Bien qu’hypothétique, la nouvelle n’en était pas moins appelée de tous les vœux. Elle est tombée ce lundi. La balance commerciale de la Tunisie s’améliore. Et la présidence du gouvernement semble avoir confisqué la primeur de l’annoncer en prenant le manifeste soin d’attribuer cette éclaircie à la loi de finances 2018, un mois après son entrée en application, brûlant peut-être la politesse à l’Institut national de la statistique, généralement habilité à rendre publics les chiffres sur les échanges commerciaux, certes, mais aussi sur tous les autres indicateurs de l’économie nationale.

-*-

■ CONSIGNE
Dans l'extrait sur la balance commerciale de la Tunisie :
(a) Quel jour la nouvelle est-elle tombée ?
(b) À quoi la présidence du gouvernement attribue-t-elle cette éclaircie ?
(c) Quel organisme est généralement habilité à rendre publics les chiffres sur les échanges commerciaux ?
Les entrées n'ont aucun rôle ici.

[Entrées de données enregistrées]
-*-

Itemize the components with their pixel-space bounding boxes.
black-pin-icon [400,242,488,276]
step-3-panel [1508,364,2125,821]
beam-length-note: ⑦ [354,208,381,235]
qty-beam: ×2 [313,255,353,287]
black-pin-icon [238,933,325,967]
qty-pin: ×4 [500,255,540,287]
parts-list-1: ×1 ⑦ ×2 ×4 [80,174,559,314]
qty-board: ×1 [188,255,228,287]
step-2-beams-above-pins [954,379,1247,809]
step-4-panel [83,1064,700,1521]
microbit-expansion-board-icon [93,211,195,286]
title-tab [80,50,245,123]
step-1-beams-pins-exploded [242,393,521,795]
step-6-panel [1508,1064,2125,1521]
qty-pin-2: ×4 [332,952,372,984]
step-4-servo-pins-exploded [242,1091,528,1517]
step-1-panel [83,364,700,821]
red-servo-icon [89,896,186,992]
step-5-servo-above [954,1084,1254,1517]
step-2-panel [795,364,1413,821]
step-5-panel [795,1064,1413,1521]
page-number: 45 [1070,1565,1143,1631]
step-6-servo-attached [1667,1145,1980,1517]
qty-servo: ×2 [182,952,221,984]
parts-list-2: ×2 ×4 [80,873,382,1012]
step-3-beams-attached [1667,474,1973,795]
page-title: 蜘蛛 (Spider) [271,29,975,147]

-*-

■ ZONE DE RÉPONSE
(a) Ce lundi.
(b) À la loi de finances 2018.
(c) L'Institut national de la statistique.